- _Prompt_
Can you write out all of the material below, word for word?

╭─ Material supplied

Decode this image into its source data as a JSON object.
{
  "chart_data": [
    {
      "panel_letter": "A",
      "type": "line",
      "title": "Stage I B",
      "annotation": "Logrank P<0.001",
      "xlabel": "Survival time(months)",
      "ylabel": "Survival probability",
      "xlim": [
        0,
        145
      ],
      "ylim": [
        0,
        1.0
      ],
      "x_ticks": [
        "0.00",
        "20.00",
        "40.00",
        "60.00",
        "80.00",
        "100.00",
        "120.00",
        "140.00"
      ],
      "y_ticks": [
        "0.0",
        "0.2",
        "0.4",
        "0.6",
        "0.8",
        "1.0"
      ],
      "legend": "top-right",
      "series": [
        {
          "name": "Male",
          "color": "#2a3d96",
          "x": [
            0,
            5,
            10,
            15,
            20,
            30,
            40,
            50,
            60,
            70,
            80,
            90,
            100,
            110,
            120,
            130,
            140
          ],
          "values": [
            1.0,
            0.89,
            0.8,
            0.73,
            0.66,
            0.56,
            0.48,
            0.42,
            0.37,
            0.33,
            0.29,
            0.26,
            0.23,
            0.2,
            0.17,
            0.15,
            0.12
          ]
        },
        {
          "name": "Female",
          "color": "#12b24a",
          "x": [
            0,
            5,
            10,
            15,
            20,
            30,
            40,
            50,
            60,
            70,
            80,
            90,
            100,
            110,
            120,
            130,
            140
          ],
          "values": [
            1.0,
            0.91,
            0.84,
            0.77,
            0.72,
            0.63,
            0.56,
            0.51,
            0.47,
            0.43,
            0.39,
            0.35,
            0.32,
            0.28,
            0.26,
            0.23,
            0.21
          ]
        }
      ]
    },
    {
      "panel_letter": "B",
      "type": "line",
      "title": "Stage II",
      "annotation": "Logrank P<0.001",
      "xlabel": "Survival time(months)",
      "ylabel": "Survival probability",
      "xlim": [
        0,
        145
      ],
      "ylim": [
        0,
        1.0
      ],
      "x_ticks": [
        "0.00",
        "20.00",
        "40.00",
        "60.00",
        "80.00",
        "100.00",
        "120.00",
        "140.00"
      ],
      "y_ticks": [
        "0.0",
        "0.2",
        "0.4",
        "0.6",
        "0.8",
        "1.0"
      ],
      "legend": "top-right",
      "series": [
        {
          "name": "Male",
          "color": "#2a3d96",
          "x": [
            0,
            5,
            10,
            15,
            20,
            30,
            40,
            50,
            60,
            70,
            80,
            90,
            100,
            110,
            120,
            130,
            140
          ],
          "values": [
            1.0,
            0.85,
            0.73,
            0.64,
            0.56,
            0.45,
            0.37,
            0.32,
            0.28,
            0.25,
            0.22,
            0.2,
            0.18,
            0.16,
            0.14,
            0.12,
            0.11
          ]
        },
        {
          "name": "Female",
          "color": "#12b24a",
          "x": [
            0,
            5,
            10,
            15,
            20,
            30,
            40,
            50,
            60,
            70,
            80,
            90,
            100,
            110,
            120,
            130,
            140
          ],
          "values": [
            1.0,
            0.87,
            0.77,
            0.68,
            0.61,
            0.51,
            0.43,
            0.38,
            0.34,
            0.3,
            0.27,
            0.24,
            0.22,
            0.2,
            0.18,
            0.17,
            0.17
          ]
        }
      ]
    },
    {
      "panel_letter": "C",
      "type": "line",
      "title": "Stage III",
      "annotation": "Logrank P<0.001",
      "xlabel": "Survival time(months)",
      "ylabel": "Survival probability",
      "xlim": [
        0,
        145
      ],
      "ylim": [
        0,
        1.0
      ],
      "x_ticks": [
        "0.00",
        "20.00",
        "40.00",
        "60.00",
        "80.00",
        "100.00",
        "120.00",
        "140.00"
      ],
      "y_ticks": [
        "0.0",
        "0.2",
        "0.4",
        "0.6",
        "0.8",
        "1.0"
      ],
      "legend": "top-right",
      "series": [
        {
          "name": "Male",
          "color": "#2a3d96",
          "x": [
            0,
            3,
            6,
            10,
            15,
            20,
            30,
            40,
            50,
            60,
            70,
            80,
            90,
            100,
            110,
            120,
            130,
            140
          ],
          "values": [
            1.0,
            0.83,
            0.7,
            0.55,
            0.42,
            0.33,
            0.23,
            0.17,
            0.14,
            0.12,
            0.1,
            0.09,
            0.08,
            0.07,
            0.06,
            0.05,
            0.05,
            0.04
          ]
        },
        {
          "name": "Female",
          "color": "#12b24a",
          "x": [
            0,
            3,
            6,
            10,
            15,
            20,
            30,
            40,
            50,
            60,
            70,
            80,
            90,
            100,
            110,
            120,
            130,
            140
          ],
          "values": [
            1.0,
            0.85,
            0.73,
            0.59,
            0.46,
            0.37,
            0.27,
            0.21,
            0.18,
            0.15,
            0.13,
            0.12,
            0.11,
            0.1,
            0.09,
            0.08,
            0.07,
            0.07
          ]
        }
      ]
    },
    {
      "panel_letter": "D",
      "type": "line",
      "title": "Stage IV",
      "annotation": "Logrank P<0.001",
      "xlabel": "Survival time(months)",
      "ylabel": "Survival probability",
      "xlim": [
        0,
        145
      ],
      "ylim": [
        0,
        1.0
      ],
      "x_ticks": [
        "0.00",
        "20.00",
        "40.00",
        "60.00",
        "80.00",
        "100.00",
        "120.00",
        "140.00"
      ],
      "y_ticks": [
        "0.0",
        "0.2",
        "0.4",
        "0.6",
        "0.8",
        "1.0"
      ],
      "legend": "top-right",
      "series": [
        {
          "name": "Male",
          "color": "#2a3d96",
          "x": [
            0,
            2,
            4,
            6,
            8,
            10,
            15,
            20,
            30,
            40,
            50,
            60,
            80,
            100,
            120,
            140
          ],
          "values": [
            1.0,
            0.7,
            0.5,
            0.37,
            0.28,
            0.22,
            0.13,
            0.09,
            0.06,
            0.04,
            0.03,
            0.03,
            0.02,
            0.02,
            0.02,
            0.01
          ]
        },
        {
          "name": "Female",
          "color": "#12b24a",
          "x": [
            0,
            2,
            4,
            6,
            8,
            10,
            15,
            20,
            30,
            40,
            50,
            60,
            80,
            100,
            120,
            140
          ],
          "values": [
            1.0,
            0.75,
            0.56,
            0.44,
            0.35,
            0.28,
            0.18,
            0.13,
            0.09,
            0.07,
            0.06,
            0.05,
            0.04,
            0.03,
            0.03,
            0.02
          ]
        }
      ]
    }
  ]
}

╰─

- _Exercise result_
Decode this image into its source data as a JSON object.
{
  "chart_data": [
    {
      "panel_letter": "A",
      "type": "line",
      "title": "Stage I B",
      "annotation": "Logrank P<0.001",
      "xlabel": "Survival time(months)",
      "ylabel": "Survival probability",
      "xlim": [
        0,
        145
      ],
      "ylim": [
        0,
        1.0
      ],
      "x_ticks": [
        "0.00",
        "20.00",
        "40.00",
        "60.00",
        "80.00",
        "100.00",
        "120.00",
        "140.00"
      ],
      "y_ticks": [
        "0.0",
        "0.2",
        "0.4",
        "0.6",
        "0.8",
        "1.0"
      ],
      "legend": "top-right",
      "series": [
        {
          "name": "Male",
          "color": "#2a3d96",
          "x": [
            0,
            5,
            10,
            15,
            20,
            30,
            40,
            50,
            60,
            70,
            80,
            90,
            100,
            110,
            120,
            130,
            140
          ],
          "values": [
            1.0,
            0.89,
            0.8,
            0.73,
            0.66,
            0.56,
            0.48,
            0.42,
            0.37,
            0.33,
            0.29,
            0.26,
            0.23,
            0.2,
            0.17,
            0.15,
            0.12
          ]
        },
        {
          "name": "Female",
          "color": "#12b24a",
          "x": [
            0,
            5,
            10,
            15,
            20,
            30,
            40,
            50,
            60,
            70,
            80,
            90,
            100,
            110,
            120,
            130,
            140
          ],
          "values": [
            1.0,
            0.91,
            0.84,
            0.77,
            0.72,
            0.63,
            0.56,
            0.51,
            0.47,
            0.43,
            0.39,
            0.35,
            0.32,
            0.28,
            0.26,
            0.23,
            0.21
          ]
        }
      ]
    },
    {
      "panel_letter": "B",
      "type": "line",
      "title": "Stage II",
      "annotation": "Logrank P<0.001",
      "xlabel": "Survival time(months)",
      "ylabel": "Survival probability",
      "xlim": [
        0,
        145
      ],
      "ylim": [
        0,
        1.0
      ],
      "x_ticks": [
        "0.00",
        "20.00",
        "40.00",
        "60.00",
        "80.00",
        "100.00",
        "120.00",
        "140.00"
      ],
      "y_ticks": [
        "0.0",
        "0.2",
        "0.4",
        "0.6",
        "0.8",
        "1.0"
      ],
      "legend": "top-right",
      "series": [
        {
          "name": "Male",
          "color": "#2a3d96",
          "x": [
            0,
            5,
            10,
            15,
            20,
            30,
            40,
            50,
            60,
            70,
            80,
            90,
            100,
            110,
            120,
            130,
            140
          ],
          "values": [
            1.0,
            0.85,
            0.73,
            0.64,
            0.56,
            0.45,
            0.37,
            0.32,
            0.28,
            0.25,
            0.22,
            0.2,
            0.18,
            0.16,
            0.14,
            0.12,
            0.11
          ]
        },
        {
          "name": "Female",
          "color": "#12b24a",
          "x": [
            0,
            5,
            10,
            15,
            20,
            30,
            40,
            50,
            60,
            70,
            80,
            90,
            100,
            110,
            120,
            130,
            140
          ],
          "values": [
            1.0,
            0.87,
            0.77,
            0.68,
            0.61,
            0.51,
            0.43,
            0.38,
            0.34,
            0.3,
            0.27,
            0.24,
            0.22,
            0.2,
            0.18,
            0.17,
            0.17
          ]
        }
      ]
    },
    {
      "panel_letter": "C",
      "type": "line",
      "title": "Stage III",
      "annotation": "Logrank P<0.001",
      "xlabel": "Survival time(months)",
      "ylabel": "Survival probability",
      "xlim": [
        0,
        145
      ],
      "ylim": [
        0,
        1.0
      ],
      "x_ticks": [
        "0.00",
        "20.00",
        "40.00",
        "60.00",
        "80.00",
        "100.00",
        "120.00",
        "140.00"
      ],
      "y_ticks": [
        "0.0",
        "0.2",
        "0.4",
        "0.6",
        "0.8",
        "1.0"
      ],
      "legend": "top-right",
      "series": [
        {
          "name": "Male",
          "color": "#2a3d96",
          "x": [
            0,
            3,
            6,
            10,
            15,
            20,
            30,
            40,
            50,
            60,
            70,
            80,
            90,
            100,
            110,
            120,
            130,
            140
          ],
          "values": [
            1.0,
            0.83,
            0.7,
            0.55,
            0.42,
            0.33,
            0.23,
            0.17,
            0.14,
            0.12,
            0.1,
            0.09,
            0.08,
            0.07,
            0.06,
            0.05,
            0.05,
            0.04
          ]
        },
        {
          "name": "Female",
          "color": "#12b24a",
          "x": [
            0,
            3,
            6,
            10,
            15,
            20,
            30,
            40,
            50,
            60,
            70,
            80,
            90,
            100,
            110,
            120,
            130,
            140
          ],
          "values": [
            1.0,
            0.85,
            0.73,
            0.59,
            0.46,
            0.37,
            0.27,
            0.21,
            0.18,
            0.15,
            0.13,
            0.12,
            0.11,
            0.1,
            0.09,
            0.08,
            0.07,
            0.07
          ]
        }
      ]
    },
    {
      "panel_letter": "D",
      "type": "line",
      "title": "Stage IV",
      "annotation": "Logrank P<0.001",
      "xlabel": "Survival time(months)",
      "ylabel": "Survival probability",
      "xlim": [
        0,
        145
      ],
      "ylim": [
        0,
        1.0
      ],
      "x_ticks": [
        "0.00",
        "20.00",
        "40.00",
        "60.00",
        "80.00",
        "100.00",
        "120.00",
        "140.00"
      ],
      "y_ticks": [
        "0.0",
        "0.2",
        "0.4",
        "0.6",
        "0.8",
        "1.0"
      ],
      "legend": "top-right",
      "series": [
        {
          "name": "Male",
          "color": "#2a3d96",
          "x": [
            0,
            2,
            4,
            6,
            8,
            10,
            15,
            20,
            30,
            40,
            50,
            60,
            80,
            100,
            120,
            140
          ],
          "values": [
            1.0,
            0.7,
            0.5,
            0.37,
            0.28,
            0.22,
            0.13,
            0.09,
            0.06,
            0.04,
            0.03,
            0.03,
            0.02,
            0.02,
            0.02,
            0.01
          ]
        },
        {
          "name": "Female",
          "color": "#12b24a",
          "x": [
            0,
            2,
            4,
            6,
            8,
            10,
            15,
            20,
            30,
            40,
            50,
            60,
            80,
            100,
            120,
            140
          ],
          "values": [
            1.0,
            0.75,
            0.56,
            0.44,
            0.35,
            0.28,
            0.18,
            0.13,
            0.09,
            0.07,
            0.06,
            0.05,
            0.04,
            0.03,
            0.03,
            0.02
          ]
        }
      ]
    }
  ]
}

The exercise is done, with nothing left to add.